→ **TASK BRIEF**
Each line of the material must be returned exactly.

## begin

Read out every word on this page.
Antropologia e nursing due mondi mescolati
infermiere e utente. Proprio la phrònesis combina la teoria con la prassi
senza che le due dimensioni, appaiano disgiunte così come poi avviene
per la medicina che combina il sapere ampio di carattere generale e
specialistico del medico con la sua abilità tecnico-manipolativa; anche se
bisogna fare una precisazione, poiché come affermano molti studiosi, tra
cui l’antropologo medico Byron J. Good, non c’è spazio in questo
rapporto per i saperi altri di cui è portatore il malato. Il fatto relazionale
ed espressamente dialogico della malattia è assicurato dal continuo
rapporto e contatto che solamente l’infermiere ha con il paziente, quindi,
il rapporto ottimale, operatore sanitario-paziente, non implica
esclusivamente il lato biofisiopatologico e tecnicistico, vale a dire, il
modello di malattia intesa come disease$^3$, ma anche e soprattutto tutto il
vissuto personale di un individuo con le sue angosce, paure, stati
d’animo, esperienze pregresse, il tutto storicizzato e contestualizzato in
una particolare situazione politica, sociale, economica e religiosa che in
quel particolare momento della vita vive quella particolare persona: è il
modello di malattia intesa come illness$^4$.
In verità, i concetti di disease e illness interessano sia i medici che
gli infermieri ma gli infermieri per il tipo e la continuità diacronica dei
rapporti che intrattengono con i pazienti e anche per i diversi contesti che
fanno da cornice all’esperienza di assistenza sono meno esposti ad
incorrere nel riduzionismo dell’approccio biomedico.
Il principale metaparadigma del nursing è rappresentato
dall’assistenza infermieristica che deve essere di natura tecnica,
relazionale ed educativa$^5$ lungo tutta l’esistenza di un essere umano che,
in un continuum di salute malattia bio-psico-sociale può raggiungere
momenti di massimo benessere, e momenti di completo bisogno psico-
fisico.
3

## end

→ **EXERCISE OUTPUT**
Read out every word on this page.
Antropologia e nursing due mondi mescolati
infermiere e utente. Proprio la phrònesis combina la teoria con la prassi
senza che le due dimensioni, appaiano disgiunte così come poi avviene
per la medicina che combina il sapere ampio di carattere generale e
specialistico del medico con la sua abilità tecnico-manipolativa; anche se
bisogna fare una precisazione, poiché come affermano molti studiosi, tra
cui l’antropologo medico Byron J. Good, non c’è spazio in questo
rapporto per i saperi altri di cui è portatore il malato. Il fatto relazionale
ed espressamente dialogico della malattia è assicurato dal continuo
rapporto e contatto che solamente l’infermiere ha con il paziente, quindi,
il rapporto ottimale, operatore sanitario-paziente, non implica
esclusivamente il lato biofisiopatologico e tecnicistico, vale a dire, il
modello di malattia intesa come disease$^3$, ma anche e soprattutto tutto il
vissuto personale di un individuo con le sue angosce, paure, stati
d’animo, esperienze pregresse, il tutto storicizzato e contestualizzato in
una particolare situazione politica, sociale, economica e religiosa che in
quel particolare momento della vita vive quella particolare persona: è il
modello di malattia intesa come illness$^4$.
In verità, i concetti di disease e illness interessano sia i medici che
gli infermieri ma gli infermieri per il tipo e la continuità diacronica dei
rapporti che intrattengono con i pazienti e anche per i diversi contesti che
fanno da cornice all’esperienza di assistenza sono meno esposti ad
incorrere nel riduzionismo dell’approccio biomedico.
Il principale metaparadigma del nursing è rappresentato
dall’assistenza infermieristica che deve essere di natura tecnica,
relazionale ed educativa$^5$ lungo tutta l’esistenza di un essere umano che,
in un continuum di salute malattia bio-psico-sociale può raggiungere
momenti di massimo benessere, e momenti di completo bisogno psico-
fisico.
3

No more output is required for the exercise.